Stated exercise: Only the lines from the one bearing "Convert this chart" to the final line should be transcribed, exactly and with both ends included. Pictures are to be left out.

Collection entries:
-=-=-

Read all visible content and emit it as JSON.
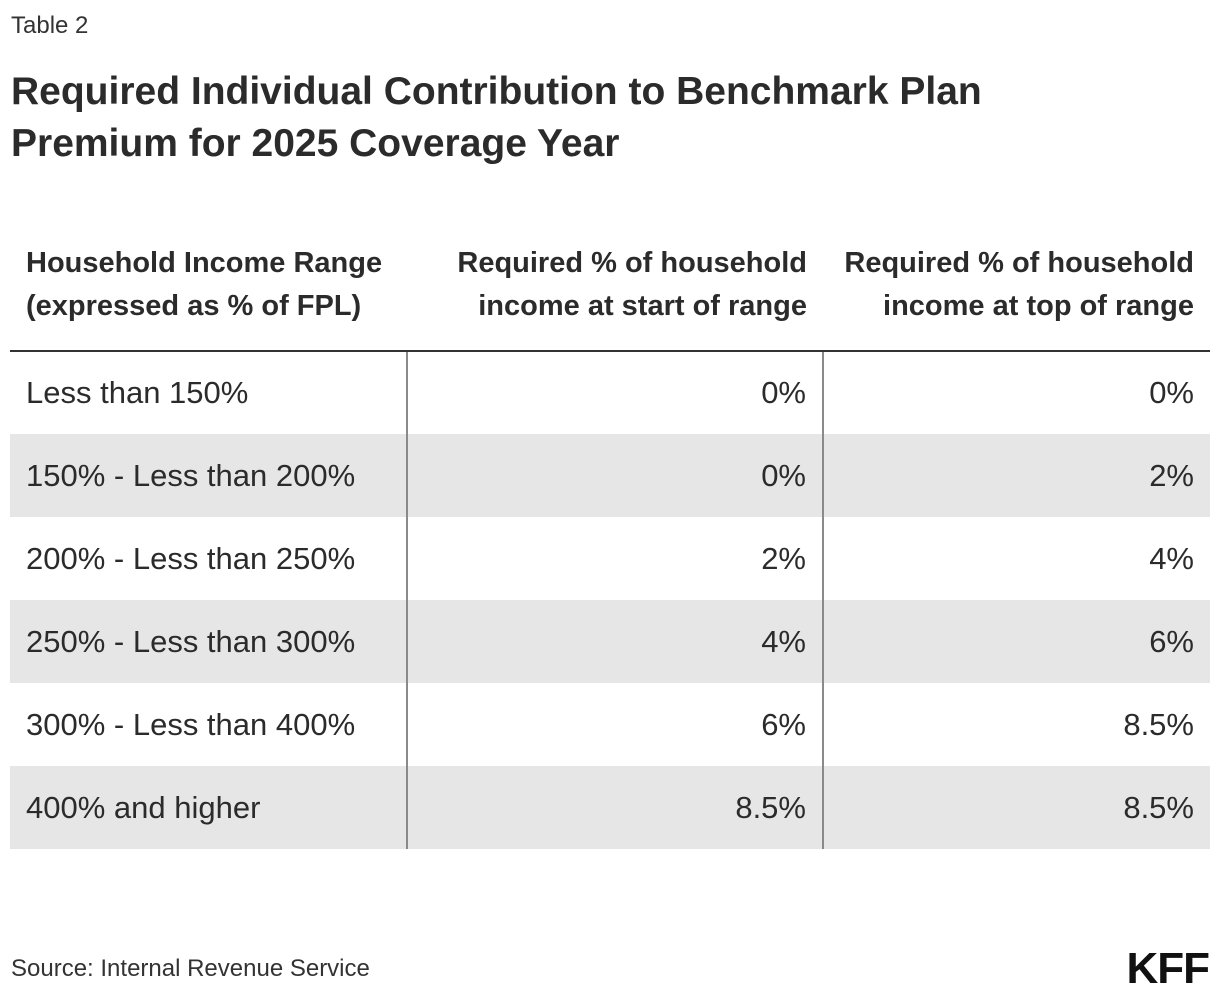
{
  "header": {
    "table_label": "Table 2",
    "title": "Required Individual Contribution to Benchmark Plan Premium for 2025 Coverage Year"
  },
  "chart_data": {
    "type": "table",
    "columns": [
      "Household Income Range (expressed as % of FPL)",
      "Required % of household income at start of range",
      "Required % of household income at top of range"
    ],
    "rows": [
      [
        "Less than 150%",
        "0%",
        "0%"
      ],
      [
        "150% - Less than 200%",
        "0%",
        "2%"
      ],
      [
        "200% - Less than 250%",
        "2%",
        "4%"
      ],
      [
        "250% - Less than 300%",
        "4%",
        "6%"
      ],
      [
        "300% - Less than 400%",
        "6%",
        "8.5%"
      ],
      [
        "400% and higher",
        "8.5%",
        "8.5%"
      ]
    ]
  },
  "footer": {
    "source": "Source: Internal Revenue Service",
    "logo_text": "KFF"
  }
}
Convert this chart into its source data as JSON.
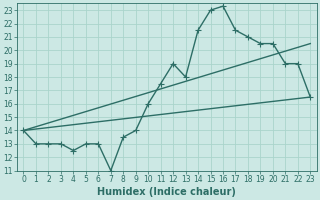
{
  "title": "",
  "xlabel": "Humidex (Indice chaleur)",
  "bg_color": "#cce8e4",
  "grid_color": "#aad4cc",
  "line_color": "#2d6e66",
  "xlim": [
    -0.5,
    23.5
  ],
  "ylim": [
    11,
    23.5
  ],
  "yticks": [
    11,
    12,
    13,
    14,
    15,
    16,
    17,
    18,
    19,
    20,
    21,
    22,
    23
  ],
  "xticks": [
    0,
    1,
    2,
    3,
    4,
    5,
    6,
    7,
    8,
    9,
    10,
    11,
    12,
    13,
    14,
    15,
    16,
    17,
    18,
    19,
    20,
    21,
    22,
    23
  ],
  "line1_x": [
    0,
    1,
    2,
    3,
    4,
    5,
    6,
    7,
    8,
    9,
    10,
    11,
    12,
    13,
    14,
    15,
    16,
    17,
    18,
    19,
    20,
    21,
    22,
    23
  ],
  "line1_y": [
    14,
    13,
    13,
    13,
    12.5,
    13,
    13,
    11,
    13.5,
    14,
    16,
    17.5,
    19,
    18,
    21.5,
    23,
    23.3,
    21.5,
    21,
    20.5,
    20.5,
    19,
    19,
    16.5
  ],
  "line2_x": [
    0,
    23
  ],
  "line2_y": [
    14,
    16.5
  ],
  "line3_x": [
    0,
    23
  ],
  "line3_y": [
    14,
    20.5
  ],
  "marker_size": 4,
  "line_width": 1.0,
  "tick_fontsize": 5.5,
  "xlabel_fontsize": 7.0
}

-=-=-

Task output:
Convert this chart into its source data as JSON.
{
  "title": "",
  "xlabel": "Humidex (Indice chaleur)",
  "bg_color": "#cce8e4",
  "grid_color": "#aad4cc",
  "line_color": "#2d6e66",
  "xlim": [
    -0.5,
    23.5
  ],
  "ylim": [
    11,
    23.5
  ],
  "yticks": [
    11,
    12,
    13,
    14,
    15,
    16,
    17,
    18,
    19,
    20,
    21,
    22,
    23
  ],
  "xticks": [
    0,
    1,
    2,
    3,
    4,
    5,
    6,
    7,
    8,
    9,
    10,
    11,
    12,
    13,
    14,
    15,
    16,
    17,
    18,
    19,
    20,
    21,
    22,
    23
  ],
  "line1_x": [
    0,
    1,
    2,
    3,
    4,
    5,
    6,
    7,
    8,
    9,
    10,
    11,
    12,
    13,
    14,
    15,
    16,
    17,
    18,
    19,
    20,
    21,
    22,
    23
  ],
  "line1_y": [
    14,
    13,
    13,
    13,
    12.5,
    13,
    13,
    11,
    13.5,
    14,
    16,
    17.5,
    19,
    18,
    21.5,
    23,
    23.3,
    21.5,
    21,
    20.5,
    20.5,
    19,
    19,
    16.5
  ],
  "line2_x": [
    0,
    23
  ],
  "line2_y": [
    14,
    16.5
  ],
  "line3_x": [
    0,
    23
  ],
  "line3_y": [
    14,
    20.5
  ],
  "marker_size": 4,
  "line_width": 1.0,
  "tick_fontsize": 5.5,
  "xlabel_fontsize": 7.0
}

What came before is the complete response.